RECORDS PROVIDED:
################
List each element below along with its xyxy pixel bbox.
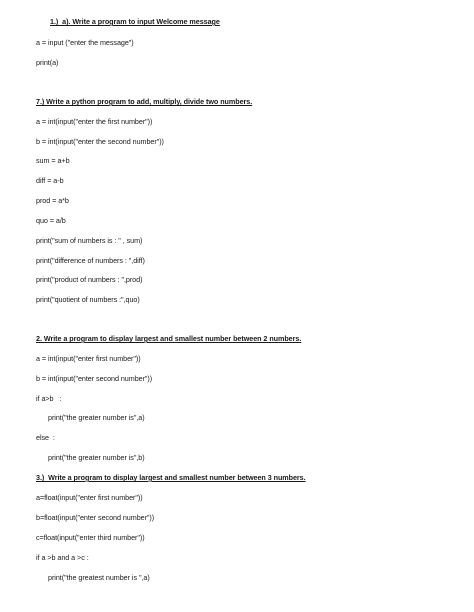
- section-3-heading: 2. Write a program to display largest and smallest number between 2 numbers.: [36, 334, 302, 343]
- code-line: sum = a+b: [36, 156, 70, 165]
- code-line: quo = a/b: [36, 216, 66, 225]
- code-line: print("the greater number is",a): [48, 413, 145, 422]
- section-4-heading: 3.) Write a program to display largest and smallest number between 3 numbers.: [36, 473, 306, 482]
- code-line: print("product of numbers : ",prod): [36, 275, 143, 284]
- section-2-heading: 7.) Write a python program to add, multiply, divide two numbers.: [36, 97, 253, 106]
- section-1-heading: 1.) a). Write a program to input Welcome message: [50, 17, 220, 26]
- code-line: print("the greater number is",b): [48, 453, 145, 462]
- code-line: diff = a-b: [36, 176, 64, 185]
- code-line: prod = a*b: [36, 196, 69, 205]
- code-line: print("the greatest number is ",a): [48, 573, 150, 582]
- code-line: a = input ("enter the message"): [36, 38, 134, 47]
- code-line: a = int(input("enter the first number")): [36, 117, 153, 126]
- code-line: print("difference of numbers : ",diff): [36, 256, 145, 265]
- code-line: if a >b and a >c :: [36, 553, 89, 562]
- code-line: c=float(input("enter third number")): [36, 533, 145, 542]
- code-line: print("sum of numbers is : " , sum): [36, 236, 143, 245]
- code-line: a = int(input("enter first number")): [36, 354, 141, 363]
- code-line: b = int(input("enter the second number")): [36, 137, 164, 146]
- code-line: if a>b :: [36, 394, 62, 403]
- code-line: else :: [36, 433, 55, 442]
- code-line: b = int(input("enter second number")): [36, 374, 153, 383]
- code-line: print("quotient of numbers :",quo): [36, 295, 140, 304]
- code-line: b=float(input("enter second number")): [36, 513, 155, 522]
- code-line: a=float(input("enter first number")): [36, 493, 143, 502]
- code-line: print(a): [36, 58, 59, 67]
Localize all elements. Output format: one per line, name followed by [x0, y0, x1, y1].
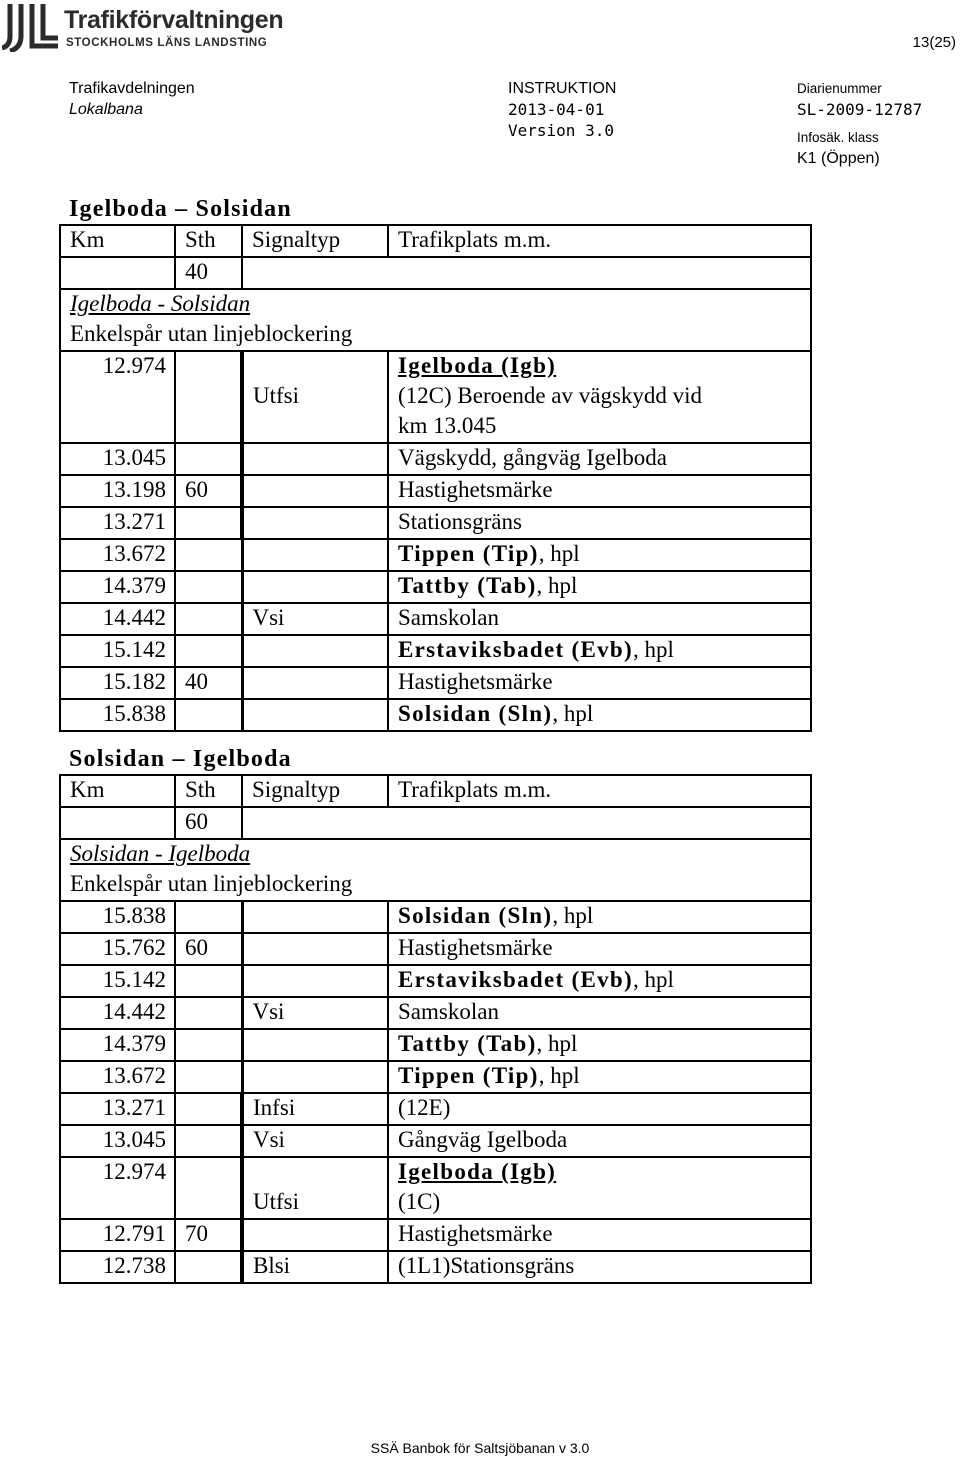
sth-cell — [175, 1093, 242, 1125]
table-row — [60, 475, 811, 507]
route-row — [60, 839, 811, 870]
logo-name: Trafikförvaltningen — [64, 6, 284, 34]
km-cell: 13.045 — [60, 443, 175, 475]
section-title-igelboda-solsidan: Igelboda – Solsidan — [69, 196, 292, 222]
km-cell: 12.738 — [60, 1251, 175, 1283]
page-footer: SSÄ Banbok för Saltsjöbanan v 3.0 — [370, 1440, 590, 1456]
table-row — [60, 965, 811, 997]
signal-type-cell: Vsi — [242, 1125, 388, 1157]
table-row — [60, 382, 811, 412]
signal-type-cell — [242, 351, 388, 382]
km-cell: 13.672 — [60, 1061, 175, 1093]
route-name-text: Solsidan - Igelboda — [70, 841, 251, 866]
trafikplats-text: , hpl — [538, 1063, 580, 1088]
sth-start-empty — [60, 807, 175, 839]
trafikplats-cell — [388, 997, 811, 1029]
trafikplats-cell — [388, 539, 811, 571]
km-cell: 13.271 — [60, 1093, 175, 1125]
route-name — [60, 839, 811, 870]
trafikplats-text: , hpl — [552, 701, 594, 726]
sth-start-blank — [242, 807, 811, 839]
trafikplats-cell — [388, 603, 811, 635]
trafikplats-text: Samskolan — [398, 999, 499, 1024]
sth-start-row — [60, 257, 811, 289]
trafikplats-cell — [388, 507, 811, 539]
km-cell: 14.442 — [60, 997, 175, 1029]
sth-cell — [175, 507, 242, 539]
signal-type-cell: Vsi — [242, 603, 388, 635]
sth-cell — [175, 1061, 242, 1093]
station-name: Tattby (Tab) — [398, 1031, 537, 1056]
signal-type-cell — [242, 507, 388, 539]
header-department — [69, 78, 195, 120]
trafikplats-cell — [388, 475, 811, 507]
km-cell: 15.762 — [60, 933, 175, 965]
table-row — [60, 507, 811, 539]
sth-cell — [175, 635, 242, 667]
signal-type-cell — [242, 933, 388, 965]
trafikplats-cell — [388, 635, 811, 667]
trafikplats-text: (1L1)Stationsgräns — [398, 1253, 575, 1278]
trafikplats-cell — [388, 1029, 811, 1061]
km-cell: 15.838 — [60, 901, 175, 933]
km-cell: 13.045 — [60, 1125, 175, 1157]
km-cell: 13.198 — [60, 475, 175, 507]
sth-cell — [175, 1188, 242, 1219]
trafikplats-cell — [388, 699, 811, 731]
signal-type-cell — [242, 699, 388, 731]
header-version: Version 3.0 — [508, 121, 614, 140]
table-row — [60, 1251, 811, 1283]
logo-mark-icon — [2, 2, 60, 52]
column-header-sth: Sth — [175, 775, 242, 807]
sth-cell — [175, 603, 242, 635]
trafikplats-text: , hpl — [538, 541, 580, 566]
sth-start-row — [60, 807, 811, 839]
section-title-solsidan-igelboda: Solsidan – Igelboda — [69, 746, 292, 772]
km-cell: 14.379 — [60, 571, 175, 603]
sth-cell — [175, 1125, 242, 1157]
trafikplats-text: Hastighetsmärke — [398, 1221, 553, 1246]
sth-cell — [175, 1157, 242, 1188]
trafikplats-cell — [388, 382, 811, 412]
sth-cell: 70 — [175, 1219, 242, 1251]
km-cell: 14.379 — [60, 1029, 175, 1061]
logo-subtitle: STOCKHOLMS LÄNS LANDSTING — [66, 37, 268, 49]
signal-type-cell: Utfsi — [242, 1188, 388, 1219]
column-header-sig: Signaltyp — [242, 225, 388, 257]
trafikplats-cell — [388, 351, 811, 382]
station-name: Tippen (Tip) — [398, 541, 539, 566]
route-name — [60, 289, 811, 320]
trafikplats-text: , hpl — [632, 637, 674, 662]
table-row — [60, 901, 811, 933]
trafikplats-cell — [388, 1093, 811, 1125]
column-header-km: Km — [60, 225, 175, 257]
trafikplats-text: Stationsgräns — [398, 509, 522, 534]
header-department-line: Trafikavdelningen — [69, 80, 195, 97]
table-row — [60, 351, 811, 382]
station-name: Solsidan (Sln) — [398, 903, 553, 928]
column-header-sig: Signaltyp — [242, 775, 388, 807]
header-classification — [797, 78, 922, 169]
sth-cell — [175, 997, 242, 1029]
timetable-igelboda-solsidan — [59, 224, 812, 732]
trafikplats-text: , hpl — [552, 903, 594, 928]
infosak-label: Infosäk. klass — [797, 130, 879, 145]
table-row — [60, 539, 811, 571]
trafikplats-cell — [388, 1125, 811, 1157]
table-row — [60, 997, 811, 1029]
sth-cell: 60 — [175, 475, 242, 507]
sth-cell — [175, 412, 242, 443]
table-header-row — [60, 775, 811, 807]
trafikplats-cell — [388, 1219, 811, 1251]
station-name: Tattby (Tab) — [398, 573, 537, 598]
table-row — [60, 699, 811, 731]
header-date: 2013-04-01 — [508, 100, 605, 119]
signal-type-cell — [242, 965, 388, 997]
sth-cell: 60 — [175, 933, 242, 965]
trafikplats-cell — [388, 1157, 811, 1188]
signal-type-cell — [242, 539, 388, 571]
sth-start-blank — [242, 257, 811, 289]
sth-cell: 40 — [175, 667, 242, 699]
column-header-sth: Sth — [175, 225, 242, 257]
table-row — [60, 1093, 811, 1125]
station-name: Erstaviksbadet (Evb) — [398, 967, 633, 992]
signal-type-cell — [242, 443, 388, 475]
column-header-ts: Trafikplats m.m. — [388, 225, 811, 257]
signal-type-cell: Utfsi — [242, 382, 388, 412]
signal-type-cell: Infsi — [242, 1093, 388, 1125]
sth-cell — [175, 571, 242, 603]
table-row — [60, 443, 811, 475]
header-unit-line: Lokalbana — [69, 101, 143, 118]
sth-cell — [175, 382, 242, 412]
sth-cell — [175, 965, 242, 997]
km-cell: 15.182 — [60, 667, 175, 699]
sth-cell — [175, 443, 242, 475]
trafikplats-cell — [388, 901, 811, 933]
page-number: 13(25) — [912, 34, 956, 51]
km-cell: 13.271 — [60, 507, 175, 539]
route-row — [60, 289, 811, 320]
infosak-value: K1 (Öppen) — [797, 150, 880, 167]
table-row — [60, 603, 811, 635]
signal-type-cell: Vsi — [242, 997, 388, 1029]
km-cell — [60, 1188, 175, 1219]
table-row — [60, 667, 811, 699]
header-document-info — [508, 78, 616, 141]
table-row — [60, 933, 811, 965]
trafikplats-text: Samskolan — [398, 605, 499, 630]
signal-type-cell: Blsi — [242, 1251, 388, 1283]
column-header-ts: Trafikplats m.m. — [388, 775, 811, 807]
diarienummer-label: Diarienummer — [797, 81, 882, 96]
line-type: Enkelspår utan linjeblockering — [60, 320, 811, 351]
sth-start-empty — [60, 257, 175, 289]
sth-cell — [175, 901, 242, 933]
trafikplats-text: km 13.045 — [398, 413, 497, 438]
trafikplats-text: Hastighetsmärke — [398, 935, 553, 960]
station-name: Tippen (Tip) — [398, 1063, 539, 1088]
km-cell: 12.974 — [60, 1157, 175, 1188]
trafikplats-cell — [388, 965, 811, 997]
table-row — [60, 635, 811, 667]
line-type: Enkelspår utan linjeblockering — [60, 870, 811, 901]
trafikplats-cell — [388, 1251, 811, 1283]
table-row — [60, 1219, 811, 1251]
signal-type-cell — [242, 412, 388, 443]
station-name: Solsidan (Sln) — [398, 701, 553, 726]
sth-cell — [175, 351, 242, 382]
trafikplats-text: , hpl — [536, 573, 578, 598]
trafikplats-cell — [388, 571, 811, 603]
signal-type-cell — [242, 1029, 388, 1061]
station-name: Igelboda (Igb) — [398, 1159, 557, 1184]
km-cell: 15.142 — [60, 635, 175, 667]
sth-cell — [175, 1029, 242, 1061]
trafikplats-cell — [388, 1061, 811, 1093]
km-cell: 12.791 — [60, 1219, 175, 1251]
trafikplats-text: , hpl — [536, 1031, 578, 1056]
trafikplats-text: (12C) Beroende av vägskydd vid — [398, 383, 703, 408]
trafikplats-cell — [388, 933, 811, 965]
table-row — [60, 412, 811, 443]
line-type-row — [60, 320, 811, 351]
trafikplats-text: Hastighetsmärke — [398, 669, 553, 694]
table-row — [60, 1188, 811, 1219]
km-cell — [60, 412, 175, 443]
organization-logo — [2, 2, 322, 54]
km-cell: 12.974 — [60, 351, 175, 382]
station-name: Erstaviksbadet (Evb) — [398, 637, 633, 662]
trafikplats-text: (1C) — [398, 1189, 441, 1214]
header-doctype: INSTRUKTION — [508, 80, 617, 97]
station-name: Igelboda (Igb) — [398, 353, 557, 378]
sth-cell — [175, 1251, 242, 1283]
table-row — [60, 1061, 811, 1093]
table-row — [60, 1029, 811, 1061]
km-cell: 14.442 — [60, 603, 175, 635]
line-type-row — [60, 870, 811, 901]
km-cell: 15.142 — [60, 965, 175, 997]
timetable-solsidan-igelboda — [59, 774, 812, 1284]
trafikplats-text: Gångväg Igelboda — [398, 1127, 568, 1152]
km-cell: 13.672 — [60, 539, 175, 571]
table-header-row — [60, 225, 811, 257]
trafikplats-cell — [388, 667, 811, 699]
table-row — [60, 571, 811, 603]
signal-type-cell — [242, 1157, 388, 1188]
table-row — [60, 1125, 811, 1157]
km-cell — [60, 382, 175, 412]
diarienummer-value: SL-2009-12787 — [797, 100, 923, 119]
table-row — [60, 1157, 811, 1188]
trafikplats-text: Vägskydd, gångväg Igelboda — [398, 445, 667, 470]
trafikplats-text: Hastighetsmärke — [398, 477, 553, 502]
sth-cell — [175, 699, 242, 731]
signal-type-cell — [242, 635, 388, 667]
sth-cell — [175, 539, 242, 571]
signal-type-cell — [242, 571, 388, 603]
column-header-km: Km — [60, 775, 175, 807]
route-name-text: Igelboda - Solsidan — [70, 291, 251, 316]
sth-start-value: 40 — [175, 257, 242, 289]
signal-type-cell — [242, 1219, 388, 1251]
trafikplats-cell — [388, 443, 811, 475]
signal-type-cell — [242, 475, 388, 507]
trafikplats-text: (12E) — [398, 1095, 451, 1120]
signal-type-cell — [242, 667, 388, 699]
trafikplats-cell — [388, 412, 811, 443]
signal-type-cell — [242, 901, 388, 933]
trafikplats-text: , hpl — [632, 967, 674, 992]
trafikplats-cell — [388, 1188, 811, 1219]
km-cell: 15.838 — [60, 699, 175, 731]
signal-type-cell — [242, 1061, 388, 1093]
sth-start-value: 60 — [175, 807, 242, 839]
################
Extract from the listing above every line from the one containing "- section-3-heading: 2." through the one containing "413, 145, 422]", with both of those lines included, and reproduce them verbatim.

SOLVED PROBLEM:
- section-3-heading: 2. Write a program to display largest and smallest number between 2 numbers.: [36, 334, 302, 343]
- code-line: sum = a+b: [36, 156, 70, 165]
- code-line: quo = a/b: [36, 216, 66, 225]
- code-line: print("the greater number is",a): [48, 413, 145, 422]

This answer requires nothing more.